* Instructions to follow *
What is needed here is an exact copy of every entry.

BEGIN Data to use

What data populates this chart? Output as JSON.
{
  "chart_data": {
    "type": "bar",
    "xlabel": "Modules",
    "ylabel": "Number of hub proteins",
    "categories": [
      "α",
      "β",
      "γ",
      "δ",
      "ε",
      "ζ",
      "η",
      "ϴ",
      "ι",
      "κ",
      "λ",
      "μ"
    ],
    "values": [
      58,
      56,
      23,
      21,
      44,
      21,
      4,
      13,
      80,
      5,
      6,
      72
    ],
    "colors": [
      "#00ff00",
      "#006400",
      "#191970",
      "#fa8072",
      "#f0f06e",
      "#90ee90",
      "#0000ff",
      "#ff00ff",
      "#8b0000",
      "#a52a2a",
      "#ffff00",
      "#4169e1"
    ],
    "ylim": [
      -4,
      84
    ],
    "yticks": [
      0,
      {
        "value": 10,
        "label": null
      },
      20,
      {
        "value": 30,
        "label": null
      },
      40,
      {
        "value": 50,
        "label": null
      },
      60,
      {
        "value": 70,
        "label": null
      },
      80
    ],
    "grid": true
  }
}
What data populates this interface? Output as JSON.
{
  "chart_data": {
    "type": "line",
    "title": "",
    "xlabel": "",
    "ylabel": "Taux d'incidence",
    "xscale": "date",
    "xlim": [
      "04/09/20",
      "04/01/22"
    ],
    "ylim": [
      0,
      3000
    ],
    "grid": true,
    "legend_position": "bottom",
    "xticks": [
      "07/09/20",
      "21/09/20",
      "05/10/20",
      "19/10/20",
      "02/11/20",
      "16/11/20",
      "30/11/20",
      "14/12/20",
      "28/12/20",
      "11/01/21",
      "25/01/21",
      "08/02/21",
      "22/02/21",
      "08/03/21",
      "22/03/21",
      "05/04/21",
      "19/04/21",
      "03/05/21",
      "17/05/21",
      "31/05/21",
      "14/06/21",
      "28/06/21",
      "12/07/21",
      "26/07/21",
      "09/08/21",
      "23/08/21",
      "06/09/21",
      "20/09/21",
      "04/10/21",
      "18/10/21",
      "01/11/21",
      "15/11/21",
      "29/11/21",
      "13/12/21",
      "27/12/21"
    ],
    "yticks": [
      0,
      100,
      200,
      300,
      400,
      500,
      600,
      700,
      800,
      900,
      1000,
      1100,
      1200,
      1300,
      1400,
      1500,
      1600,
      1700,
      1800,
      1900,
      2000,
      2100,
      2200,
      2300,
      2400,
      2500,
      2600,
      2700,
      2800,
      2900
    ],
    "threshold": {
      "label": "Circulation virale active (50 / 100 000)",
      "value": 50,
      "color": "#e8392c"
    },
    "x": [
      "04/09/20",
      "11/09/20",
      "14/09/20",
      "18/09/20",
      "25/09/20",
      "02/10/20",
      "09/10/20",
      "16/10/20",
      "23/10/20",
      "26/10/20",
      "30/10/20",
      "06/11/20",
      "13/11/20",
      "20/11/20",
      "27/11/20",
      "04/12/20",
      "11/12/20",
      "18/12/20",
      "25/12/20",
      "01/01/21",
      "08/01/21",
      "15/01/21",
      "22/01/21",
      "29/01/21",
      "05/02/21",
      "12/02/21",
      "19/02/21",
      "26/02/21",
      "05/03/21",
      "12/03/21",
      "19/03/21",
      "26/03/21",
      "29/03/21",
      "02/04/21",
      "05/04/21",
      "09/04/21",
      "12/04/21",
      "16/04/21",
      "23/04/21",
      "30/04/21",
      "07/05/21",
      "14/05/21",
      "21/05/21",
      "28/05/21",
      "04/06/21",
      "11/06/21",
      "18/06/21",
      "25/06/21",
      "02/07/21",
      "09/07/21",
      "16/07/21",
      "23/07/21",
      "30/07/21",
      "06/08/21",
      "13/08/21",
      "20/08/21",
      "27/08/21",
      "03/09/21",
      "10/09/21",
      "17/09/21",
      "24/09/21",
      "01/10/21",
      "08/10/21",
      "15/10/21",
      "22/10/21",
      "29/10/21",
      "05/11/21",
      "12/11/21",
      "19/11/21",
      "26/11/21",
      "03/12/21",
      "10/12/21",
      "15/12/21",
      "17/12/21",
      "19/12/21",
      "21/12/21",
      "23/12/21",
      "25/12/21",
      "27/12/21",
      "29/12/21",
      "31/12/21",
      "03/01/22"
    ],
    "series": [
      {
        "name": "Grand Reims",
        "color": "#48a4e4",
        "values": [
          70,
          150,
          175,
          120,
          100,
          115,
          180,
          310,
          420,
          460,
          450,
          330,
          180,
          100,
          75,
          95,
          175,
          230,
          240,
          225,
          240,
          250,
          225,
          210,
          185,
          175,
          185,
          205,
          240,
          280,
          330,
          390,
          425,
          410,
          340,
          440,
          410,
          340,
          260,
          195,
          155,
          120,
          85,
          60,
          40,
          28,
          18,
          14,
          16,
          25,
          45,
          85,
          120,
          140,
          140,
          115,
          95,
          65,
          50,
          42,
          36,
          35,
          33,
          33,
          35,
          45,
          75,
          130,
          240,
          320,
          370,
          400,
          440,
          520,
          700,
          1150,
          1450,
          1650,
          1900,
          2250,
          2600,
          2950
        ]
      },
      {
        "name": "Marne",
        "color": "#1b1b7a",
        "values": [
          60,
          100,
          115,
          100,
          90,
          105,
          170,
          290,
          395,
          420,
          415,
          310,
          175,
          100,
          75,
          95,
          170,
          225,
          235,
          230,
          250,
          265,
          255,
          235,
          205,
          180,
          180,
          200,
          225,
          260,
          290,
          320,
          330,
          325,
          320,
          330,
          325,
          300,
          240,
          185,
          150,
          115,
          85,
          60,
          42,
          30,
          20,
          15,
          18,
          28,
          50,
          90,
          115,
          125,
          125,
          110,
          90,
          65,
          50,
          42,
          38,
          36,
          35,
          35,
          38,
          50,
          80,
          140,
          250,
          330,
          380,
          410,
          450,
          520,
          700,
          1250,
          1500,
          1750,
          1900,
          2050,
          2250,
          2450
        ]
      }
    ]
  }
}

END Data to use

* Solution below *
What data populates this chart? Output as JSON.
{
  "chart_data": {
    "type": "bar",
    "xlabel": "Modules",
    "ylabel": "Number of hub proteins",
    "categories": [
      "α",
      "β",
      "γ",
      "δ",
      "ε",
      "ζ",
      "η",
      "ϴ",
      "ι",
      "κ",
      "λ",
      "μ"
    ],
    "values": [
      58,
      56,
      23,
      21,
      44,
      21,
      4,
      13,
      80,
      5,
      6,
      72
    ],
    "colors": [
      "#00ff00",
      "#006400",
      "#191970",
      "#fa8072",
      "#f0f06e",
      "#90ee90",
      "#0000ff",
      "#ff00ff",
      "#8b0000",
      "#a52a2a",
      "#ffff00",
      "#4169e1"
    ],
    "ylim": [
      -4,
      84
    ],
    "yticks": [
      0,
      {
        "value": 10,
        "label": null
      },
      20,
      {
        "value": 30,
        "label": null
      },
      40,
      {
        "value": 50,
        "label": null
      },
      60,
      {
        "value": 70,
        "label": null
      },
      80
    ],
    "grid": true
  }
}
What data populates this interface? Output as JSON.
{
  "chart_data": {
    "type": "line",
    "title": "",
    "xlabel": "",
    "ylabel": "Taux d'incidence",
    "xscale": "date",
    "xlim": [
      "04/09/20",
      "04/01/22"
    ],
    "ylim": [
      0,
      3000
    ],
    "grid": true,
    "legend_position": "bottom",
    "xticks": [
      "07/09/20",
      "21/09/20",
      "05/10/20",
      "19/10/20",
      "02/11/20",
      "16/11/20",
      "30/11/20",
      "14/12/20",
      "28/12/20",
      "11/01/21",
      "25/01/21",
      "08/02/21",
      "22/02/21",
      "08/03/21",
      "22/03/21",
      "05/04/21",
      "19/04/21",
      "03/05/21",
      "17/05/21",
      "31/05/21",
      "14/06/21",
      "28/06/21",
      "12/07/21",
      "26/07/21",
      "09/08/21",
      "23/08/21",
      "06/09/21",
      "20/09/21",
      "04/10/21",
      "18/10/21",
      "01/11/21",
      "15/11/21",
      "29/11/21",
      "13/12/21",
      "27/12/21"
    ],
    "yticks": [
      0,
      100,
      200,
      300,
      400,
      500,
      600,
      700,
      800,
      900,
      1000,
      1100,
      1200,
      1300,
      1400,
      1500,
      1600,
      1700,
      1800,
      1900,
      2000,
      2100,
      2200,
      2300,
      2400,
      2500,
      2600,
      2700,
      2800,
      2900
    ],
    "threshold": {
      "label": "Circulation virale active (50 / 100 000)",
      "value": 50,
      "color": "#e8392c"
    },
    "x": [
      "04/09/20",
      "11/09/20",
      "14/09/20",
      "18/09/20",
      "25/09/20",
      "02/10/20",
      "09/10/20",
      "16/10/20",
      "23/10/20",
      "26/10/20",
      "30/10/20",
      "06/11/20",
      "13/11/20",
      "20/11/20",
      "27/11/20",
      "04/12/20",
      "11/12/20",
      "18/12/20",
      "25/12/20",
      "01/01/21",
      "08/01/21",
      "15/01/21",
      "22/01/21",
      "29/01/21",
      "05/02/21",
      "12/02/21",
      "19/02/21",
      "26/02/21",
      "05/03/21",
      "12/03/21",
      "19/03/21",
      "26/03/21",
      "29/03/21",
      "02/04/21",
      "05/04/21",
      "09/04/21",
      "12/04/21",
      "16/04/21",
      "23/04/21",
      "30/04/21",
      "07/05/21",
      "14/05/21",
      "21/05/21",
      "28/05/21",
      "04/06/21",
      "11/06/21",
      "18/06/21",
      "25/06/21",
      "02/07/21",
      "09/07/21",
      "16/07/21",
      "23/07/21",
      "30/07/21",
      "06/08/21",
      "13/08/21",
      "20/08/21",
      "27/08/21",
      "03/09/21",
      "10/09/21",
      "17/09/21",
      "24/09/21",
      "01/10/21",
      "08/10/21",
      "15/10/21",
      "22/10/21",
      "29/10/21",
      "05/11/21",
      "12/11/21",
      "19/11/21",
      "26/11/21",
      "03/12/21",
      "10/12/21",
      "15/12/21",
      "17/12/21",
      "19/12/21",
      "21/12/21",
      "23/12/21",
      "25/12/21",
      "27/12/21",
      "29/12/21",
      "31/12/21",
      "03/01/22"
    ],
    "series": [
      {
        "name": "Grand Reims",
        "color": "#48a4e4",
        "values": [
          70,
          150,
          175,
          120,
          100,
          115,
          180,
          310,
          420,
          460,
          450,
          330,
          180,
          100,
          75,
          95,
          175,
          230,
          240,
          225,
          240,
          250,
          225,
          210,
          185,
          175,
          185,
          205,
          240,
          280,
          330,
          390,
          425,
          410,
          340,
          440,
          410,
          340,
          260,
          195,
          155,
          120,
          85,
          60,
          40,
          28,
          18,
          14,
          16,
          25,
          45,
          85,
          120,
          140,
          140,
          115,
          95,
          65,
          50,
          42,
          36,
          35,
          33,
          33,
          35,
          45,
          75,
          130,
          240,
          320,
          370,
          400,
          440,
          520,
          700,
          1150,
          1450,
          1650,
          1900,
          2250,
          2600,
          2950
        ]
      },
      {
        "name": "Marne",
        "color": "#1b1b7a",
        "values": [
          60,
          100,
          115,
          100,
          90,
          105,
          170,
          290,
          395,
          420,
          415,
          310,
          175,
          100,
          75,
          95,
          170,
          225,
          235,
          230,
          250,
          265,
          255,
          235,
          205,
          180,
          180,
          200,
          225,
          260,
          290,
          320,
          330,
          325,
          320,
          330,
          325,
          300,
          240,
          185,
          150,
          115,
          85,
          60,
          42,
          30,
          20,
          15,
          18,
          28,
          50,
          90,
          115,
          125,
          125,
          110,
          90,
          65,
          50,
          42,
          38,
          36,
          35,
          35,
          38,
          50,
          80,
          140,
          250,
          330,
          380,
          410,
          450,
          520,
          700,
          1250,
          1500,
          1750,
          1900,
          2050,
          2250,
          2450
        ]
      }
    ]
  }
}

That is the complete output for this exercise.